§ **What is required**:
Copy each line of the data below exactly, leaving out pictures.

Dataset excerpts
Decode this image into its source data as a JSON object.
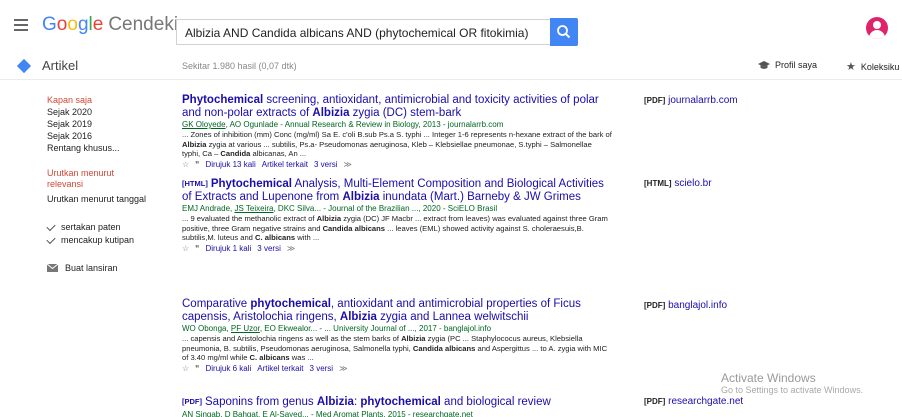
{
  "header": {
    "logo_letters": [
      "G",
      "o",
      "o",
      "g",
      "l",
      "e"
    ],
    "logo_rest": "Cendekia",
    "search_value": "Albizia AND Candida albicans AND (phytochemical OR fitokimia)"
  },
  "subbar": {
    "articles_label": "Artikel",
    "result_count": "Sekitar 1.980 hasil (0,07 dtk)",
    "profile_label": "Profil saya",
    "library_label": "Koleksiku"
  },
  "sidebar": {
    "time_items": [
      "Kapan saja",
      "Sejak 2020",
      "Sejak 2019",
      "Sejak 2016",
      "Rentang khusus..."
    ],
    "sort_relevance": "Urutkan menurut relevansi",
    "sort_date": "Urutkan menurut tanggal",
    "include_patents": "sertakan paten",
    "include_citations": "mencakup kutipan",
    "create_alert": "Buat lansiran"
  },
  "results": [
    {
      "tag": "",
      "title_html": "<b>Phytochemical</b> screening, antioxidant, antimicrobial and toxicity activities of polar and non-polar extracts of <b>Albizia</b> zygia (DC) stem-bark",
      "authors_html": "<u>GK Oloyede</u>, AO Ogunlade - Annual Research &amp; Review in Biology, 2013 - journalarrb.com",
      "snippet_html": "... Zones of inhibition (mm) Conc (mg/ml) Sa E. c'oli B.sub Ps.a S. typhi ... Integer 1-6 represents n-hexane extract of the bark of <b>Albizia</b> zygia at various ... subtilis, Ps.a- Pseudomonas aeruginosa, Kleb – Klebsiellae pneumonae, S.typhi – Salmonellae typhi, Ca – <b>Candida</b> albicanas, An ...",
      "cited": "Dirujuk 13 kali",
      "related": "Artikel terkait",
      "versions": "3 versi",
      "side_type": "[PDF]",
      "side_site": "journalarrb.com"
    },
    {
      "tag": "[HTML]",
      "title_html": "<b>Phytochemical</b> Analysis, Multi-Element Composition and Biological Activities of Extracts and Lupenone from <b>Albizia</b> inundata (Mart.) Barneby &amp; JW Grimes",
      "authors_html": "EMJ Andrade, <u>JS Teixeira</u>, DKC Silva... - Journal of the Brazilian ..., 2020 - SciELO Brasil",
      "snippet_html": "... 9 evaluated the methanolic extract of <b>Albizia</b> zygia (DC) JF Macbr ... extract from leaves) was evaluated against three Gram positive, three Gram negative strains and <b>Candida albicans</b> ... leaves (EML) showed activity against S. choleraesuis,B. subtilis,M. luteus and <b>C. albicans</b> with ...",
      "cited": "Dirujuk 1 kali",
      "related": "",
      "versions": "3 versi",
      "side_type": "[HTML]",
      "side_site": "scielo.br"
    },
    {
      "tag": "",
      "title_html": "Comparative <b>phytochemical</b>, antioxidant and antimicrobial properties of Ficus capensis, Aristolochia ringens, <b>Albizia</b> zygia and Lannea welwitschii",
      "authors_html": "WO Obonga, <u>PF Uzor</u>, EO Ekwealor... - ... University Journal of ..., 2017 - banglajol.info",
      "snippet_html": "... capensis and Aristolochia ringens as well as the stem barks of <b>Albizia</b> zygia (PC ... Staphylococus aureus, Klebsiella pneumonia, B. subtilis, Pseudomonas aeruginosa, Salmonella typhi, <b>Candida albicans</b> and Aspergittus ... to A. zygia with MIC of 3.40 mg/ml while <b>C. albicans</b> was ...",
      "cited": "Dirujuk 6 kali",
      "related": "Artikel terkait",
      "versions": "3 versi",
      "side_type": "[PDF]",
      "side_site": "banglajol.info"
    },
    {
      "tag": "[PDF]",
      "title_html": "Saponins from genus <b>Albizia</b>: <b>phytochemical</b> and biological review",
      "authors_html": "AN Singab, D Bahgat, E Al-Sayed... - Med Aromat Plants, 2015 - researchgate.net",
      "snippet_html": "",
      "cited": "",
      "related": "",
      "versions": "",
      "side_type": "[PDF]",
      "side_site": "researchgate.net"
    }
  ],
  "watermark": {
    "line1": "Activate Windows",
    "line2": "Go to Settings to activate Windows."
  }
}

§ **Result for this exercise**:
Decode this image into its source data as a JSON object.
{
  "header": {
    "logo_letters": [
      "G",
      "o",
      "o",
      "g",
      "l",
      "e"
    ],
    "logo_rest": "Cendekia",
    "search_value": "Albizia AND Candida albicans AND (phytochemical OR fitokimia)"
  },
  "subbar": {
    "articles_label": "Artikel",
    "result_count": "Sekitar 1.980 hasil (0,07 dtk)",
    "profile_label": "Profil saya",
    "library_label": "Koleksiku"
  },
  "sidebar": {
    "time_items": [
      "Kapan saja",
      "Sejak 2020",
      "Sejak 2019",
      "Sejak 2016",
      "Rentang khusus..."
    ],
    "sort_relevance": "Urutkan menurut relevansi",
    "sort_date": "Urutkan menurut tanggal",
    "include_patents": "sertakan paten",
    "include_citations": "mencakup kutipan",
    "create_alert": "Buat lansiran"
  },
  "results": [
    {
      "tag": "",
      "title_html": "<b>Phytochemical</b> screening, antioxidant, antimicrobial and toxicity activities of polar and non-polar extracts of <b>Albizia</b> zygia (DC) stem-bark",
      "authors_html": "<u>GK Oloyede</u>, AO Ogunlade - Annual Research &amp; Review in Biology, 2013 - journalarrb.com",
      "snippet_html": "... Zones of inhibition (mm) Conc (mg/ml) Sa E. c'oli B.sub Ps.a S. typhi ... Integer 1-6 represents n-hexane extract of the bark of <b>Albizia</b> zygia at various ... subtilis, Ps.a- Pseudomonas aeruginosa, Kleb – Klebsiellae pneumonae, S.typhi – Salmonellae typhi, Ca – <b>Candida</b> albicanas, An ...",
      "cited": "Dirujuk 13 kali",
      "related": "Artikel terkait",
      "versions": "3 versi",
      "side_type": "[PDF]",
      "side_site": "journalarrb.com"
    },
    {
      "tag": "[HTML]",
      "title_html": "<b>Phytochemical</b> Analysis, Multi-Element Composition and Biological Activities of Extracts and Lupenone from <b>Albizia</b> inundata (Mart.) Barneby &amp; JW Grimes",
      "authors_html": "EMJ Andrade, <u>JS Teixeira</u>, DKC Silva... - Journal of the Brazilian ..., 2020 - SciELO Brasil",
      "snippet_html": "... 9 evaluated the methanolic extract of <b>Albizia</b> zygia (DC) JF Macbr ... extract from leaves) was evaluated against three Gram positive, three Gram negative strains and <b>Candida albicans</b> ... leaves (EML) showed activity against S. choleraesuis,B. subtilis,M. luteus and <b>C. albicans</b> with ...",
      "cited": "Dirujuk 1 kali",
      "related": "",
      "versions": "3 versi",
      "side_type": "[HTML]",
      "side_site": "scielo.br"
    },
    {
      "tag": "",
      "title_html": "Comparative <b>phytochemical</b>, antioxidant and antimicrobial properties of Ficus capensis, Aristolochia ringens, <b>Albizia</b> zygia and Lannea welwitschii",
      "authors_html": "WO Obonga, <u>PF Uzor</u>, EO Ekwealor... - ... University Journal of ..., 2017 - banglajol.info",
      "snippet_html": "... capensis and Aristolochia ringens as well as the stem barks of <b>Albizia</b> zygia (PC ... Staphylococus aureus, Klebsiella pneumonia, B. subtilis, Pseudomonas aeruginosa, Salmonella typhi, <b>Candida albicans</b> and Aspergittus ... to A. zygia with MIC of 3.40 mg/ml while <b>C. albicans</b> was ...",
      "cited": "Dirujuk 6 kali",
      "related": "Artikel terkait",
      "versions": "3 versi",
      "side_type": "[PDF]",
      "side_site": "banglajol.info"
    },
    {
      "tag": "[PDF]",
      "title_html": "Saponins from genus <b>Albizia</b>: <b>phytochemical</b> and biological review",
      "authors_html": "AN Singab, D Bahgat, E Al-Sayed... - Med Aromat Plants, 2015 - researchgate.net",
      "snippet_html": "",
      "cited": "",
      "related": "",
      "versions": "",
      "side_type": "[PDF]",
      "side_site": "researchgate.net"
    }
  ],
  "watermark": {
    "line1": "Activate Windows",
    "line2": "Go to Settings to activate Windows."
  }
}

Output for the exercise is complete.